Objective:
Repeat, without any change, the entries presented below.

Data lines:
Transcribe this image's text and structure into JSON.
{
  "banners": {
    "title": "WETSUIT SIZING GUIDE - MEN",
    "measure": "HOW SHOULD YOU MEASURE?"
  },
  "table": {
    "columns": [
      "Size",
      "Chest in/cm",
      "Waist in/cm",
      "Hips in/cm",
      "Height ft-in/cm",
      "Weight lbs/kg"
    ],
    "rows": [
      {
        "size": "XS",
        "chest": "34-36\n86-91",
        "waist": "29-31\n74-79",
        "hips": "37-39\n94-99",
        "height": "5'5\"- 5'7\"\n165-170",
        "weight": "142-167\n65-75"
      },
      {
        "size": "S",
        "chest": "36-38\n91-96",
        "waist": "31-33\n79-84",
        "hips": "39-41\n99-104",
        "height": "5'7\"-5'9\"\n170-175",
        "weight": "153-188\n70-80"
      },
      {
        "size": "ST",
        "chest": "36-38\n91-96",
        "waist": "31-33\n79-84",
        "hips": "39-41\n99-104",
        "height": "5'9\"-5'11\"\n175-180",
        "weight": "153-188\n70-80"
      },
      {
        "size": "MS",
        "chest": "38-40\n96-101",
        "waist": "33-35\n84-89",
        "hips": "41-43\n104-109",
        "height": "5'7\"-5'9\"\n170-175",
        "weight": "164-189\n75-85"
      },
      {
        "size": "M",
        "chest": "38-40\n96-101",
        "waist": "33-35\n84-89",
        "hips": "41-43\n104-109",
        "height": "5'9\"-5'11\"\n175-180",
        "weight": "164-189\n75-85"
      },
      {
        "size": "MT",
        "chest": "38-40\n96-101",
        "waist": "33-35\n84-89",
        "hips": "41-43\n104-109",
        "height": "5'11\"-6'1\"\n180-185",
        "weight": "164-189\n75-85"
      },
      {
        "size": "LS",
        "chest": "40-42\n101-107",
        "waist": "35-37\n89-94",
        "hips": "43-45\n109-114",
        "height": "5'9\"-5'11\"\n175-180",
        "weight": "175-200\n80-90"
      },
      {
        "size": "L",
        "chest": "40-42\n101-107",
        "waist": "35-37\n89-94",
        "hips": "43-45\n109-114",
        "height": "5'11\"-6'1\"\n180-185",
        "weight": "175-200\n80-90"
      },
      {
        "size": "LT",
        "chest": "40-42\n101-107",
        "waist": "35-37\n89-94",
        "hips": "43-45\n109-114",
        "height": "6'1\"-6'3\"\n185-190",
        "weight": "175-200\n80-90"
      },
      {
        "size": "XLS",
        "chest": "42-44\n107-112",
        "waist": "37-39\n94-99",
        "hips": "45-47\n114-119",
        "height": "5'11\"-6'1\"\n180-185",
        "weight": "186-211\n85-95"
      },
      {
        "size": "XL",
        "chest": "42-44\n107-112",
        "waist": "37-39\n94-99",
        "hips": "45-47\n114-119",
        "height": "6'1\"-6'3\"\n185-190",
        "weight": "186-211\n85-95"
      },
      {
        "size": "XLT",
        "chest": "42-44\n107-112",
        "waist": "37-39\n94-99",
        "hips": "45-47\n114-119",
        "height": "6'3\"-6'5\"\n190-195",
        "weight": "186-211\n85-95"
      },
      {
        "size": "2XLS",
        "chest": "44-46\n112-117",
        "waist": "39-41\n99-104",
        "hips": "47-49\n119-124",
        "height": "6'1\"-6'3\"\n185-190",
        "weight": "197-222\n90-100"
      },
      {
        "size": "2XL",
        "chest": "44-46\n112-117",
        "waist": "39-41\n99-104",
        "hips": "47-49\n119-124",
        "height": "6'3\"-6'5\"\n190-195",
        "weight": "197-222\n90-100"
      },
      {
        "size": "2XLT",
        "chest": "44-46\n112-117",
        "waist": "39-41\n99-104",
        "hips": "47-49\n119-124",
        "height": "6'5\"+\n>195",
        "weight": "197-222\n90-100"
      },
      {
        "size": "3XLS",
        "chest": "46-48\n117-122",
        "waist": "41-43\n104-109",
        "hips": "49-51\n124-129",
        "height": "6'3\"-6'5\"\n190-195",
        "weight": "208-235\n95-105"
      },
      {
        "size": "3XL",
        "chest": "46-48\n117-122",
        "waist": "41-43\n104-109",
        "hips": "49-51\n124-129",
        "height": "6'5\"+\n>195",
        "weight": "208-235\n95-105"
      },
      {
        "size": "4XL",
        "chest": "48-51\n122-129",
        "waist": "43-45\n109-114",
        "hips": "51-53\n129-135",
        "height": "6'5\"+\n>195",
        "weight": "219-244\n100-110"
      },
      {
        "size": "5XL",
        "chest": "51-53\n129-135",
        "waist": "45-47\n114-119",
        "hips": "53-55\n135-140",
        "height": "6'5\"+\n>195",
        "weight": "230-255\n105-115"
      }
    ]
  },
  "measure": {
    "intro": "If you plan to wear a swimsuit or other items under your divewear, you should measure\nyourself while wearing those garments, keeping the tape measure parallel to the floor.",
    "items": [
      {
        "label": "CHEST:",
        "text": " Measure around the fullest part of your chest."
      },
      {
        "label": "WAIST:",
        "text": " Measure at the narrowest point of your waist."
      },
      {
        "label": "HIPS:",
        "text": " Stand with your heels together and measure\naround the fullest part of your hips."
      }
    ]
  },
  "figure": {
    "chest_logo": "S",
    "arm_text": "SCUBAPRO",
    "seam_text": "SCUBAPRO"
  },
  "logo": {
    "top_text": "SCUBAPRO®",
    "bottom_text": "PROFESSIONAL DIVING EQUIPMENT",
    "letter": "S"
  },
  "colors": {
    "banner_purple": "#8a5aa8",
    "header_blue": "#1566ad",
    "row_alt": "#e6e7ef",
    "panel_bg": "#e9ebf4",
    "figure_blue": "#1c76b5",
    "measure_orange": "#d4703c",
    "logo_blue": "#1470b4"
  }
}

Full output:
Transcribe this image's text and structure into JSON.
{
  "banners": {
    "title": "WETSUIT SIZING GUIDE - MEN",
    "measure": "HOW SHOULD YOU MEASURE?"
  },
  "table": {
    "columns": [
      "Size",
      "Chest in/cm",
      "Waist in/cm",
      "Hips in/cm",
      "Height ft-in/cm",
      "Weight lbs/kg"
    ],
    "rows": [
      {
        "size": "XS",
        "chest": "34-36\n86-91",
        "waist": "29-31\n74-79",
        "hips": "37-39\n94-99",
        "height": "5'5\"- 5'7\"\n165-170",
        "weight": "142-167\n65-75"
      },
      {
        "size": "S",
        "chest": "36-38\n91-96",
        "waist": "31-33\n79-84",
        "hips": "39-41\n99-104",
        "height": "5'7\"-5'9\"\n170-175",
        "weight": "153-188\n70-80"
      },
      {
        "size": "ST",
        "chest": "36-38\n91-96",
        "waist": "31-33\n79-84",
        "hips": "39-41\n99-104",
        "height": "5'9\"-5'11\"\n175-180",
        "weight": "153-188\n70-80"
      },
      {
        "size": "MS",
        "chest": "38-40\n96-101",
        "waist": "33-35\n84-89",
        "hips": "41-43\n104-109",
        "height": "5'7\"-5'9\"\n170-175",
        "weight": "164-189\n75-85"
      },
      {
        "size": "M",
        "chest": "38-40\n96-101",
        "waist": "33-35\n84-89",
        "hips": "41-43\n104-109",
        "height": "5'9\"-5'11\"\n175-180",
        "weight": "164-189\n75-85"
      },
      {
        "size": "MT",
        "chest": "38-40\n96-101",
        "waist": "33-35\n84-89",
        "hips": "41-43\n104-109",
        "height": "5'11\"-6'1\"\n180-185",
        "weight": "164-189\n75-85"
      },
      {
        "size": "LS",
        "chest": "40-42\n101-107",
        "waist": "35-37\n89-94",
        "hips": "43-45\n109-114",
        "height": "5'9\"-5'11\"\n175-180",
        "weight": "175-200\n80-90"
      },
      {
        "size": "L",
        "chest": "40-42\n101-107",
        "waist": "35-37\n89-94",
        "hips": "43-45\n109-114",
        "height": "5'11\"-6'1\"\n180-185",
        "weight": "175-200\n80-90"
      },
      {
        "size": "LT",
        "chest": "40-42\n101-107",
        "waist": "35-37\n89-94",
        "hips": "43-45\n109-114",
        "height": "6'1\"-6'3\"\n185-190",
        "weight": "175-200\n80-90"
      },
      {
        "size": "XLS",
        "chest": "42-44\n107-112",
        "waist": "37-39\n94-99",
        "hips": "45-47\n114-119",
        "height": "5'11\"-6'1\"\n180-185",
        "weight": "186-211\n85-95"
      },
      {
        "size": "XL",
        "chest": "42-44\n107-112",
        "waist": "37-39\n94-99",
        "hips": "45-47\n114-119",
        "height": "6'1\"-6'3\"\n185-190",
        "weight": "186-211\n85-95"
      },
      {
        "size": "XLT",
        "chest": "42-44\n107-112",
        "waist": "37-39\n94-99",
        "hips": "45-47\n114-119",
        "height": "6'3\"-6'5\"\n190-195",
        "weight": "186-211\n85-95"
      },
      {
        "size": "2XLS",
        "chest": "44-46\n112-117",
        "waist": "39-41\n99-104",
        "hips": "47-49\n119-124",
        "height": "6'1\"-6'3\"\n185-190",
        "weight": "197-222\n90-100"
      },
      {
        "size": "2XL",
        "chest": "44-46\n112-117",
        "waist": "39-41\n99-104",
        "hips": "47-49\n119-124",
        "height": "6'3\"-6'5\"\n190-195",
        "weight": "197-222\n90-100"
      },
      {
        "size": "2XLT",
        "chest": "44-46\n112-117",
        "waist": "39-41\n99-104",
        "hips": "47-49\n119-124",
        "height": "6'5\"+\n>195",
        "weight": "197-222\n90-100"
      },
      {
        "size": "3XLS",
        "chest": "46-48\n117-122",
        "waist": "41-43\n104-109",
        "hips": "49-51\n124-129",
        "height": "6'3\"-6'5\"\n190-195",
        "weight": "208-235\n95-105"
      },
      {
        "size": "3XL",
        "chest": "46-48\n117-122",
        "waist": "41-43\n104-109",
        "hips": "49-51\n124-129",
        "height": "6'5\"+\n>195",
        "weight": "208-235\n95-105"
      },
      {
        "size": "4XL",
        "chest": "48-51\n122-129",
        "waist": "43-45\n109-114",
        "hips": "51-53\n129-135",
        "height": "6'5\"+\n>195",
        "weight": "219-244\n100-110"
      },
      {
        "size": "5XL",
        "chest": "51-53\n129-135",
        "waist": "45-47\n114-119",
        "hips": "53-55\n135-140",
        "height": "6'5\"+\n>195",
        "weight": "230-255\n105-115"
      }
    ]
  },
  "measure": {
    "intro": "If you plan to wear a swimsuit or other items under your divewear, you should measure\nyourself while wearing those garments, keeping the tape measure parallel to the floor.",
    "items": [
      {
        "label": "CHEST:",
        "text": " Measure around the fullest part of your chest."
      },
      {
        "label": "WAIST:",
        "text": " Measure at the narrowest point of your waist."
      },
      {
        "label": "HIPS:",
        "text": " Stand with your heels together and measure\naround the fullest part of your hips."
      }
    ]
  },
  "figure": {
    "chest_logo": "S",
    "arm_text": "SCUBAPRO",
    "seam_text": "SCUBAPRO"
  },
  "logo": {
    "top_text": "SCUBAPRO®",
    "bottom_text": "PROFESSIONAL DIVING EQUIPMENT",
    "letter": "S"
  },
  "colors": {
    "banner_purple": "#8a5aa8",
    "header_blue": "#1566ad",
    "row_alt": "#e6e7ef",
    "panel_bg": "#e9ebf4",
    "figure_blue": "#1c76b5",
    "measure_orange": "#d4703c",
    "logo_blue": "#1470b4"
  }
}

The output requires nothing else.